## YOUR OBJECTIVE
Check each line of the listing for the word "والعهد" and report how many lines contain it, giving nothing but the number.

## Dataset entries
● ● ●

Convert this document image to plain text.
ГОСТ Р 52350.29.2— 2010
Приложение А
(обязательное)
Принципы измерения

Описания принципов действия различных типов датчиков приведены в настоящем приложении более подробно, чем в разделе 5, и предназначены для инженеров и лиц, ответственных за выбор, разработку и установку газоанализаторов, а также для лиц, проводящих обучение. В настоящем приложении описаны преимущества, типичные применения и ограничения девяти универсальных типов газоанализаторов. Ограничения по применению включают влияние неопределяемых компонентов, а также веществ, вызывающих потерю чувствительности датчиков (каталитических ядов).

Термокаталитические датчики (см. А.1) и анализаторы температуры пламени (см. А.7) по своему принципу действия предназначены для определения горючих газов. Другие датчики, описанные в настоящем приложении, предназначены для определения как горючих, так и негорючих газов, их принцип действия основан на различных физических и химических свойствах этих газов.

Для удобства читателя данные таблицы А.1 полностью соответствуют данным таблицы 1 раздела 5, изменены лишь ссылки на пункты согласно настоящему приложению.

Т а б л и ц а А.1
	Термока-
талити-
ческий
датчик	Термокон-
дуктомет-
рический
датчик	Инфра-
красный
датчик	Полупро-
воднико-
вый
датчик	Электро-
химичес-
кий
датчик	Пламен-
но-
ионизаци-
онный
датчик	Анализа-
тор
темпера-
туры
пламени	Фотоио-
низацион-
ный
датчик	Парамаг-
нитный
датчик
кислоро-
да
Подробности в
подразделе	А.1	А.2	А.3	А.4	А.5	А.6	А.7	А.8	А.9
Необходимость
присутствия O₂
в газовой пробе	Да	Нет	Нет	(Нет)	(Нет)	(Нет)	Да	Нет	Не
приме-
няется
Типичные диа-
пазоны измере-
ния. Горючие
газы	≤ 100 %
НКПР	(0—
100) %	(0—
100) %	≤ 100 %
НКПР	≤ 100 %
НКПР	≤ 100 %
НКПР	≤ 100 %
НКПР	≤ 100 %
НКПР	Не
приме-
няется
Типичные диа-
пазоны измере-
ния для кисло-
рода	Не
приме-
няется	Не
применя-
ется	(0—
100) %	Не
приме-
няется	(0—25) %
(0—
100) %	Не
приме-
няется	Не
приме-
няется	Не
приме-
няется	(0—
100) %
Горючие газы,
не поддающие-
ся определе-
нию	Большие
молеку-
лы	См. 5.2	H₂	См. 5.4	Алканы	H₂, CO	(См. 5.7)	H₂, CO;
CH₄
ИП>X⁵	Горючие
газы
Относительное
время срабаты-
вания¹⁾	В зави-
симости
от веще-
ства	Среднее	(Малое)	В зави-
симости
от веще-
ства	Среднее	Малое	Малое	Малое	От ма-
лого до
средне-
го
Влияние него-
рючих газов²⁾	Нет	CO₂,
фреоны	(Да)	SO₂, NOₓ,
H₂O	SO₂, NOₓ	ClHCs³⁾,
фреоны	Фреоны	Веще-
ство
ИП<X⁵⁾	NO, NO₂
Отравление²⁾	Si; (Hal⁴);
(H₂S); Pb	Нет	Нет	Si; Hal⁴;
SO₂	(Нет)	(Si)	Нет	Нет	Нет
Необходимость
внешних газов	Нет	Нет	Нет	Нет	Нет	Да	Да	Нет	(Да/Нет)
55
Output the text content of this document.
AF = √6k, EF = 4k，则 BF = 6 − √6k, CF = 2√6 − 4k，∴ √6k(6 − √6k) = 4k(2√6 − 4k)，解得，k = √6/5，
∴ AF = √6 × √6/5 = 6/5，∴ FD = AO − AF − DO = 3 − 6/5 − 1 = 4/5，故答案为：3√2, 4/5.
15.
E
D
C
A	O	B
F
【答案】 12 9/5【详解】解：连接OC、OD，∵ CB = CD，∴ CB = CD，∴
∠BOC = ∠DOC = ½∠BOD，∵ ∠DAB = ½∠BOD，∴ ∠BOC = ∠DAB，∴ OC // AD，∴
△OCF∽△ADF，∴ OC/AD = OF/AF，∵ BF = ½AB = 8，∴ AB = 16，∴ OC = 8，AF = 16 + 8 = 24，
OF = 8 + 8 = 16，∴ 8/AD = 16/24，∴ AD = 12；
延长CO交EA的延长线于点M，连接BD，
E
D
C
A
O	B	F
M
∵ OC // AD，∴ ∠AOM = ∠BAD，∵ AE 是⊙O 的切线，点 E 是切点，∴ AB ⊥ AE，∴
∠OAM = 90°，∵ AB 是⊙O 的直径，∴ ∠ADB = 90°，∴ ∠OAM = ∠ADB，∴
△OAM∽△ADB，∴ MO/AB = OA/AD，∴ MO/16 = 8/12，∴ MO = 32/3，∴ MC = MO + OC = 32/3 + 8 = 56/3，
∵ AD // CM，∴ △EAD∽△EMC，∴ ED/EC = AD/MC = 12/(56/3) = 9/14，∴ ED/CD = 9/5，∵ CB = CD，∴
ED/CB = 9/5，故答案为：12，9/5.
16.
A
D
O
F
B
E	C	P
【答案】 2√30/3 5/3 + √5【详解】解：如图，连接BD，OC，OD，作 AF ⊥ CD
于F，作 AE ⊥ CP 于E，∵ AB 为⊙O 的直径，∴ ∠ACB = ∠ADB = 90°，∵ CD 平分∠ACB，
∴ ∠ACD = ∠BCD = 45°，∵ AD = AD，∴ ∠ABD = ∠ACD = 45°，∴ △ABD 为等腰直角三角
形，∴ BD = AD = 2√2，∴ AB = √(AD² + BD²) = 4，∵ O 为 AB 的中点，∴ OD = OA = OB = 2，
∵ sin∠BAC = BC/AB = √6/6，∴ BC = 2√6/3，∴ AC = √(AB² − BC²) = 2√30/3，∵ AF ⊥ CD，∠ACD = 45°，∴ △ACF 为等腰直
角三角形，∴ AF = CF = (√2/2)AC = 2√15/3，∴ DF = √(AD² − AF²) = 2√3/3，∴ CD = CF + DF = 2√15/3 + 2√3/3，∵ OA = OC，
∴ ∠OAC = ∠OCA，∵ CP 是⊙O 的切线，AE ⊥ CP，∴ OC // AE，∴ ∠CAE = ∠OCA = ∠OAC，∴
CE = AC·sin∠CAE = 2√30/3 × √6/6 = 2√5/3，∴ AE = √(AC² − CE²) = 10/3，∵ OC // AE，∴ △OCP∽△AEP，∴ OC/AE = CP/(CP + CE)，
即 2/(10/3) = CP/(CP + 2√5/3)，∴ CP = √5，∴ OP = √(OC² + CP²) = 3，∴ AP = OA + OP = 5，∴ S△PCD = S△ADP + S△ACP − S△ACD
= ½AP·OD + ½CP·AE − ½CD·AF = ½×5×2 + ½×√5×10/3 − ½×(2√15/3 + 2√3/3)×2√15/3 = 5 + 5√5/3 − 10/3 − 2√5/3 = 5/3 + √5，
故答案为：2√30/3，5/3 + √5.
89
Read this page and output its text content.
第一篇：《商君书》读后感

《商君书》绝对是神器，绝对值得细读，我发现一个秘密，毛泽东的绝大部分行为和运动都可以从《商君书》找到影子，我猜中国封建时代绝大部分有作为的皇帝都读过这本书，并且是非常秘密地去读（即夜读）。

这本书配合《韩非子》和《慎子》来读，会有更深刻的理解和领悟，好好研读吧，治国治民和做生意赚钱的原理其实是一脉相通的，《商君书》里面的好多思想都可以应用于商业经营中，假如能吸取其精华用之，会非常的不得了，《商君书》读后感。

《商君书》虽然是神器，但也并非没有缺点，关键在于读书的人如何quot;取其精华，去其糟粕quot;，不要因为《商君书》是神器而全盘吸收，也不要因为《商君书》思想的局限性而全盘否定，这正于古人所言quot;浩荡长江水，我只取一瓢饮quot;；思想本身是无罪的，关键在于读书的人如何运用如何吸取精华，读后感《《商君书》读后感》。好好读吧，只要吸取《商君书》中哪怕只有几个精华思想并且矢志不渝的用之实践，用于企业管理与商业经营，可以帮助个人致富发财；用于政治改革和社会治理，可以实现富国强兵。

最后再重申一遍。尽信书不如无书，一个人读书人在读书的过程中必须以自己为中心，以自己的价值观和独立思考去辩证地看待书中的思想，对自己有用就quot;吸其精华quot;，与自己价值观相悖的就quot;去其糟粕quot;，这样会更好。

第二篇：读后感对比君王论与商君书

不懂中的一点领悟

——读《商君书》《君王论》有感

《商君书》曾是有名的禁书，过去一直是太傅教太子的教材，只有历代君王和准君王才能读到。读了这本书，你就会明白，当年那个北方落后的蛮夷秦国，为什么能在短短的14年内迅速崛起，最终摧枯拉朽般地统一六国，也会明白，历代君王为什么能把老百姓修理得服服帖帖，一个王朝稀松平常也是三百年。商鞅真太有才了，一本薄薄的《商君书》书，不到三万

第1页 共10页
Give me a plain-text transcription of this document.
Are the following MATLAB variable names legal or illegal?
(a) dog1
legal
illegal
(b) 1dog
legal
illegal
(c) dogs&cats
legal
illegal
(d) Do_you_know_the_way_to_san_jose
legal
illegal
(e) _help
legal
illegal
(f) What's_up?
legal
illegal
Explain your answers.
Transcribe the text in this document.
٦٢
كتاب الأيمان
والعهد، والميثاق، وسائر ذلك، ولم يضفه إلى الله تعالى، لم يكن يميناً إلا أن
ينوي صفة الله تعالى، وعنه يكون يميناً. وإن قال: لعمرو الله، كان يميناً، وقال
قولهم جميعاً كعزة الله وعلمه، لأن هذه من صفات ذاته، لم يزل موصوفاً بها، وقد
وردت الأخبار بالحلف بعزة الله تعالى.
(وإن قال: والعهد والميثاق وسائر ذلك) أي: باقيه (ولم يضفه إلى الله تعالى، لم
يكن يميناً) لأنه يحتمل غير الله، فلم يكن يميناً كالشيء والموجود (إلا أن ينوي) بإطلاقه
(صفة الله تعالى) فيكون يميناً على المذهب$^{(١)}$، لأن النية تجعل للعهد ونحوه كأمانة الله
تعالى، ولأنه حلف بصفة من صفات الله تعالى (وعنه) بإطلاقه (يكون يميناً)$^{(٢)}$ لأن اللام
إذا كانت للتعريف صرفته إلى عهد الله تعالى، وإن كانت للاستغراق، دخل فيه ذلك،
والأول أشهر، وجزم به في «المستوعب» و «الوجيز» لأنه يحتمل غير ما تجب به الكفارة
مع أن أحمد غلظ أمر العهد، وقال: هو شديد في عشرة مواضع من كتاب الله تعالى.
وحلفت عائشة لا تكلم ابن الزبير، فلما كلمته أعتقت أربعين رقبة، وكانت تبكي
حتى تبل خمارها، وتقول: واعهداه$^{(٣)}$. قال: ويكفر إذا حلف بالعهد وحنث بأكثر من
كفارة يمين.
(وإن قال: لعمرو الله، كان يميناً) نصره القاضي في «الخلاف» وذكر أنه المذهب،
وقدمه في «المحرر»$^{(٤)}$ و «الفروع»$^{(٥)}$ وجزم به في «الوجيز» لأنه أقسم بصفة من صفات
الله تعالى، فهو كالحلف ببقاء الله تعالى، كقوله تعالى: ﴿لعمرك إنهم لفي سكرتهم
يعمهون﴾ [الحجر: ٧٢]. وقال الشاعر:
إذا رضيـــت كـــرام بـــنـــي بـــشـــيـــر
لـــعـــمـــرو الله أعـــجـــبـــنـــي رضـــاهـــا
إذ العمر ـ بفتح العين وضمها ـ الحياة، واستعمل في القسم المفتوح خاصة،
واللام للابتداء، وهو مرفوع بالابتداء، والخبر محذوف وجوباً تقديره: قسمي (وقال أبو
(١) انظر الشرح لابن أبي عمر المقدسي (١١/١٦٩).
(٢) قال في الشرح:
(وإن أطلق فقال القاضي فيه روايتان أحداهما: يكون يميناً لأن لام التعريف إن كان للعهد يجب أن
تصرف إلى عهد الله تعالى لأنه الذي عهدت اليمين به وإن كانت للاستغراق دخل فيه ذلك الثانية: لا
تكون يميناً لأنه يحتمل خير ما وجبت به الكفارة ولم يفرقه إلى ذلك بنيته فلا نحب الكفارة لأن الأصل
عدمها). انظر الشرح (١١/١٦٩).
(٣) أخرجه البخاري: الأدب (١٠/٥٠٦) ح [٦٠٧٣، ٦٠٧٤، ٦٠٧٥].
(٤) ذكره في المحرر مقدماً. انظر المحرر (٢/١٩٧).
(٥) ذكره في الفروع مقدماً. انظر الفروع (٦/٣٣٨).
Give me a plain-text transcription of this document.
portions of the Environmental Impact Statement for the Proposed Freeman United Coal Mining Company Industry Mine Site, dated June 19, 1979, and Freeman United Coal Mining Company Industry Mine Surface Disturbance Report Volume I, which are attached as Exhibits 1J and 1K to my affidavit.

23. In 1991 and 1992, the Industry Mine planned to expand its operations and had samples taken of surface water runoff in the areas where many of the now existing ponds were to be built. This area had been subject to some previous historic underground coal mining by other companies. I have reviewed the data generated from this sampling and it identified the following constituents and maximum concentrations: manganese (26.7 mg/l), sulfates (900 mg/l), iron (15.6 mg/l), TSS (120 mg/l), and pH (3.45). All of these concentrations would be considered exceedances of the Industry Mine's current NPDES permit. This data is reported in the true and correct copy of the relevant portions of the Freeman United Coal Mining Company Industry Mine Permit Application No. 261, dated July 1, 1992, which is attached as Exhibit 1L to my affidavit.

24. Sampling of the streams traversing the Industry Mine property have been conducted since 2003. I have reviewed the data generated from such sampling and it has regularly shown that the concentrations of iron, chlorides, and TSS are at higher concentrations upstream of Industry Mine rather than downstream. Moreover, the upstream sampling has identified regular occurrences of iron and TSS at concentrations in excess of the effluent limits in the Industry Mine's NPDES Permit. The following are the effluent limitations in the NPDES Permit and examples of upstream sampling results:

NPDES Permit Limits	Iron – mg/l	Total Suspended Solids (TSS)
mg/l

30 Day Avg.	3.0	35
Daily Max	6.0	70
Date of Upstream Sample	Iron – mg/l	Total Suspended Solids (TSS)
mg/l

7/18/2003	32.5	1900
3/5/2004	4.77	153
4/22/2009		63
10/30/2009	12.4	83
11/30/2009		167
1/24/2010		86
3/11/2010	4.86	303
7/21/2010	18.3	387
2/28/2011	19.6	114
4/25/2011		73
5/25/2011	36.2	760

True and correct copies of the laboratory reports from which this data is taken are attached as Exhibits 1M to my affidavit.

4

● ● ●

## WRITTEN REPLY
2